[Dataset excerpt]
=======
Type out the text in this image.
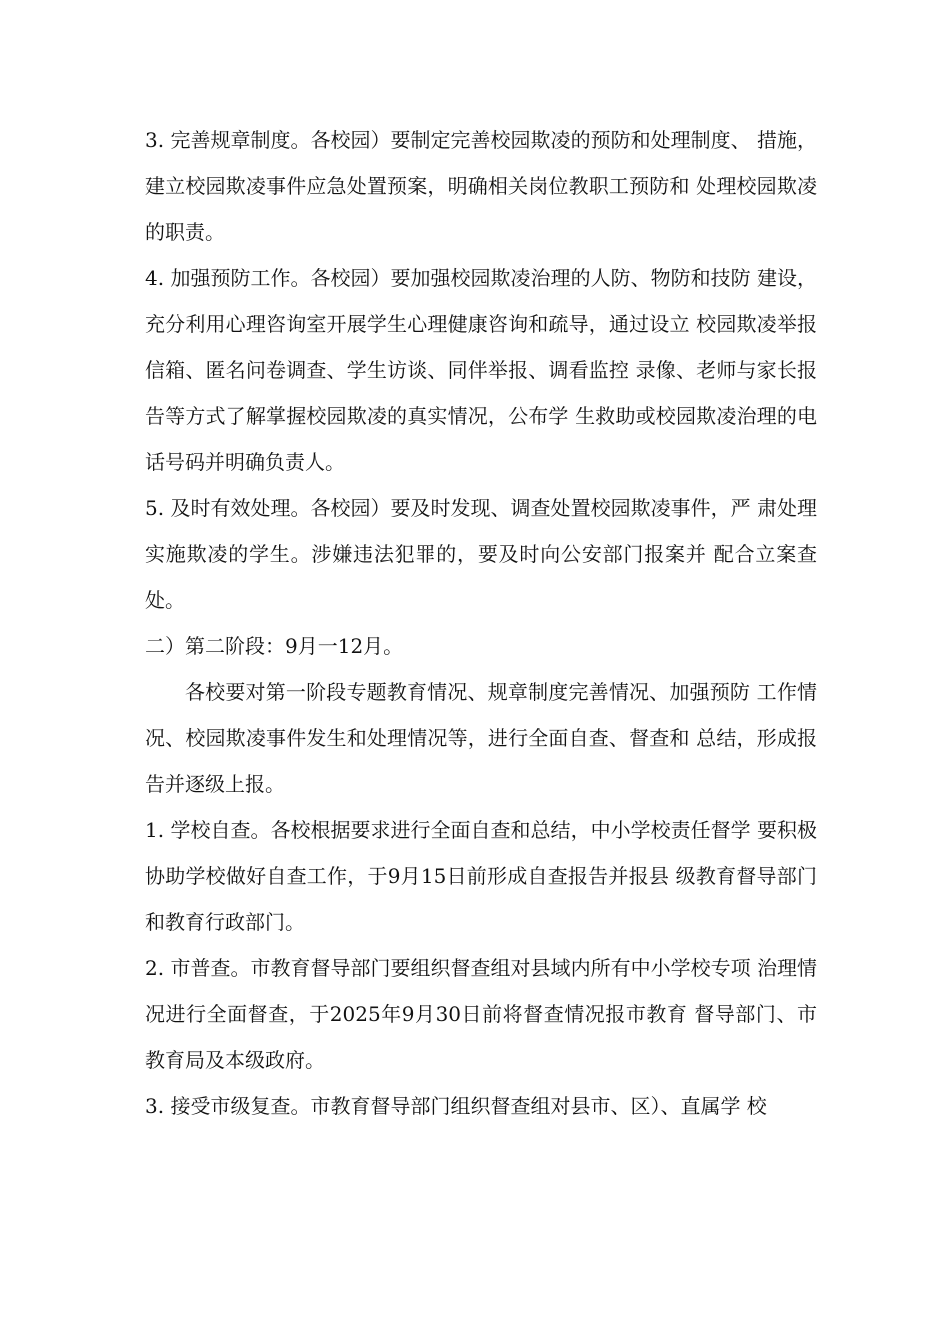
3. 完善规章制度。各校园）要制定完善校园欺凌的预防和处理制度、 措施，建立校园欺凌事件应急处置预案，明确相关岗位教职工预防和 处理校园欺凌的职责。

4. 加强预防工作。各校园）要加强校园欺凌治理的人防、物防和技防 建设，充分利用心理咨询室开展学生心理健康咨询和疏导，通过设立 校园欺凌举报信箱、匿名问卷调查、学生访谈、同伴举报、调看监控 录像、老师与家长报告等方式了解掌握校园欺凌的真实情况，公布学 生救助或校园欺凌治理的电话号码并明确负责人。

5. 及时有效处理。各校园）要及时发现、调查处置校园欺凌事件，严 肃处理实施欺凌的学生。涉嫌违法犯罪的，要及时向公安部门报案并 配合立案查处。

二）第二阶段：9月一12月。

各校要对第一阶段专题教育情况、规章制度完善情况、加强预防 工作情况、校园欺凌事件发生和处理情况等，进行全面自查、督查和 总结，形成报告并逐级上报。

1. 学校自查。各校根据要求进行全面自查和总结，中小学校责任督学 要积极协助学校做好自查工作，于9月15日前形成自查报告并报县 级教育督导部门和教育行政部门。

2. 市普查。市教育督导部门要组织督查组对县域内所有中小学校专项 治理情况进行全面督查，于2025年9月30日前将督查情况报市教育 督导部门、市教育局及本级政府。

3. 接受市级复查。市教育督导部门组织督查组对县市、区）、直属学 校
=======
# AIM OF THE EXERCISE:
Make an exact copy of every record, pictures excluded.

# REPLY TO THE TASK:
Type out the text in this image.
3. 完善规章制度。各校园）要制定完善校园欺凌的预防和处理制度、 措施，建立校园欺凌事件应急处置预案，明确相关岗位教职工预防和 处理校园欺凌的职责。

4. 加强预防工作。各校园）要加强校园欺凌治理的人防、物防和技防 建设，充分利用心理咨询室开展学生心理健康咨询和疏导，通过设立 校园欺凌举报信箱、匿名问卷调查、学生访谈、同伴举报、调看监控 录像、老师与家长报告等方式了解掌握校园欺凌的真实情况，公布学 生救助或校园欺凌治理的电话号码并明确负责人。

5. 及时有效处理。各校园）要及时发现、调查处置校园欺凌事件，严 肃处理实施欺凌的学生。涉嫌违法犯罪的，要及时向公安部门报案并 配合立案查处。

二）第二阶段：9月一12月。

各校要对第一阶段专题教育情况、规章制度完善情况、加强预防 工作情况、校园欺凌事件发生和处理情况等，进行全面自查、督查和 总结，形成报告并逐级上报。

1. 学校自查。各校根据要求进行全面自查和总结，中小学校责任督学 要积极协助学校做好自查工作，于9月15日前形成自查报告并报县 级教育督导部门和教育行政部门。

2. 市普查。市教育督导部门要组织督查组对县域内所有中小学校专项 治理情况进行全面督查，于2025年9月30日前将督查情况报市教育 督导部门、市教育局及本级政府。

3. 接受市级复查。市教育督导部门组织督查组对县市、区）、直属学 校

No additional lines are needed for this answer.